### EXERCISE INSTRUCTIONS
Write out all the material exactly. Leave nothing out.

Stored data entries
_ _ _ _ _
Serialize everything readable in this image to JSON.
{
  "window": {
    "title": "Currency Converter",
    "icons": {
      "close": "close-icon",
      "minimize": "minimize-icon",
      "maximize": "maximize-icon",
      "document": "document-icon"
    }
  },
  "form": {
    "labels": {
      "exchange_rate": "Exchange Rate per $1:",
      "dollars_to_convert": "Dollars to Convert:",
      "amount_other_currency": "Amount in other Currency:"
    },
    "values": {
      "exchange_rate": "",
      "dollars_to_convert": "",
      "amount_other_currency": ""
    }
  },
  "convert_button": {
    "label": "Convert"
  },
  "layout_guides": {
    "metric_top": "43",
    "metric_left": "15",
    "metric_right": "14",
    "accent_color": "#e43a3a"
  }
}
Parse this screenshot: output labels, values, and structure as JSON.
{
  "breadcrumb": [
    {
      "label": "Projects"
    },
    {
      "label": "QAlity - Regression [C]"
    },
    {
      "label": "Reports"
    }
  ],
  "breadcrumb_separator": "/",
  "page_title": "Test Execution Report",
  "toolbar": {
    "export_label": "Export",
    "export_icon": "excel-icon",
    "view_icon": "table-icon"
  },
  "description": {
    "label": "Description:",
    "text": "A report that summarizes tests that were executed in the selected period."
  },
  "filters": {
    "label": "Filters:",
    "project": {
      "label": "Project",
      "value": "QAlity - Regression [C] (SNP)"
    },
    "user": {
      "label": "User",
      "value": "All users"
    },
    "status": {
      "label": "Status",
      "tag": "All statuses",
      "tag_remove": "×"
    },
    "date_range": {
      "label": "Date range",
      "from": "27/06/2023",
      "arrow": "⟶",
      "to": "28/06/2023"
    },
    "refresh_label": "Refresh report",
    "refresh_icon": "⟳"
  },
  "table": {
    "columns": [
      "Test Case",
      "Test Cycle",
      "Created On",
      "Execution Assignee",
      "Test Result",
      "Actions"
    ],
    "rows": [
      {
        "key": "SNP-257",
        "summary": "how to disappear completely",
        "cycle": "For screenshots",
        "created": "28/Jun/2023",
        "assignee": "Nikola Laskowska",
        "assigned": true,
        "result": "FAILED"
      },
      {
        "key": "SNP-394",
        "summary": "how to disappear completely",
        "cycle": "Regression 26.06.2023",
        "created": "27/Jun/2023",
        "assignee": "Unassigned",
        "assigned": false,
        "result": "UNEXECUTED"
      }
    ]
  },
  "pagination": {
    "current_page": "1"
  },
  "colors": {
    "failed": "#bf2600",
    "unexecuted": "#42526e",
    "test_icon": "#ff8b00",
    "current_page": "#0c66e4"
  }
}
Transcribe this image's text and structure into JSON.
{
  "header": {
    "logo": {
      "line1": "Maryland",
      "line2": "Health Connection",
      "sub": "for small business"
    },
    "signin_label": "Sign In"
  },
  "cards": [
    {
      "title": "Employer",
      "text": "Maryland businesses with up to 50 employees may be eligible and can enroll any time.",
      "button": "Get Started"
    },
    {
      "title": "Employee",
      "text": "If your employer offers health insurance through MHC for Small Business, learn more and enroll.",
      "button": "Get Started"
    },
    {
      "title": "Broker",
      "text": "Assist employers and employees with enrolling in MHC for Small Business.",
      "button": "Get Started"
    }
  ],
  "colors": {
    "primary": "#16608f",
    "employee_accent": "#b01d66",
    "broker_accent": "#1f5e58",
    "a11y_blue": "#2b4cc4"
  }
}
_ _ _ _ _
### TASK ANSWER
Serialize everything readable in this image to JSON.
{
  "window": {
    "title": "Currency Converter",
    "icons": {
      "close": "close-icon",
      "minimize": "minimize-icon",
      "maximize": "maximize-icon",
      "document": "document-icon"
    }
  },
  "form": {
    "labels": {
      "exchange_rate": "Exchange Rate per $1:",
      "dollars_to_convert": "Dollars to Convert:",
      "amount_other_currency": "Amount in other Currency:"
    },
    "values": {
      "exchange_rate": "",
      "dollars_to_convert": "",
      "amount_other_currency": ""
    }
  },
  "convert_button": {
    "label": "Convert"
  },
  "layout_guides": {
    "metric_top": "43",
    "metric_left": "15",
    "metric_right": "14",
    "accent_color": "#e43a3a"
  }
}
Parse this screenshot: output labels, values, and structure as JSON.
{
  "breadcrumb": [
    {
      "label": "Projects"
    },
    {
      "label": "QAlity - Regression [C]"
    },
    {
      "label": "Reports"
    }
  ],
  "breadcrumb_separator": "/",
  "page_title": "Test Execution Report",
  "toolbar": {
    "export_label": "Export",
    "export_icon": "excel-icon",
    "view_icon": "table-icon"
  },
  "description": {
    "label": "Description:",
    "text": "A report that summarizes tests that were executed in the selected period."
  },
  "filters": {
    "label": "Filters:",
    "project": {
      "label": "Project",
      "value": "QAlity - Regression [C] (SNP)"
    },
    "user": {
      "label": "User",
      "value": "All users"
    },
    "status": {
      "label": "Status",
      "tag": "All statuses",
      "tag_remove": "×"
    },
    "date_range": {
      "label": "Date range",
      "from": "27/06/2023",
      "arrow": "⟶",
      "to": "28/06/2023"
    },
    "refresh_label": "Refresh report",
    "refresh_icon": "⟳"
  },
  "table": {
    "columns": [
      "Test Case",
      "Test Cycle",
      "Created On",
      "Execution Assignee",
      "Test Result",
      "Actions"
    ],
    "rows": [
      {
        "key": "SNP-257",
        "summary": "how to disappear completely",
        "cycle": "For screenshots",
        "created": "28/Jun/2023",
        "assignee": "Nikola Laskowska",
        "assigned": true,
        "result": "FAILED"
      },
      {
        "key": "SNP-394",
        "summary": "how to disappear completely",
        "cycle": "Regression 26.06.2023",
        "created": "27/Jun/2023",
        "assignee": "Unassigned",
        "assigned": false,
        "result": "UNEXECUTED"
      }
    ]
  },
  "pagination": {
    "current_page": "1"
  },
  "colors": {
    "failed": "#bf2600",
    "unexecuted": "#42526e",
    "test_icon": "#ff8b00",
    "current_page": "#0c66e4"
  }
}
Transcribe this image's text and structure into JSON.
{
  "header": {
    "logo": {
      "line1": "Maryland",
      "line2": "Health Connection",
      "sub": "for small business"
    },
    "signin_label": "Sign In"
  },
  "cards": [
    {
      "title": "Employer",
      "text": "Maryland businesses with up to 50 employees may be eligible and can enroll any time.",
      "button": "Get Started"
    },
    {
      "title": "Employee",
      "text": "If your employer offers health insurance through MHC for Small Business, learn more and enroll.",
      "button": "Get Started"
    },
    {
      "title": "Broker",
      "text": "Assist employers and employees with enrolling in MHC for Small Business.",
      "button": "Get Started"
    }
  ],
  "colors": {
    "primary": "#16608f",
    "employee_accent": "#b01d66",
    "broker_accent": "#1f5e58",
    "a11y_blue": "#2b4cc4"
  }
}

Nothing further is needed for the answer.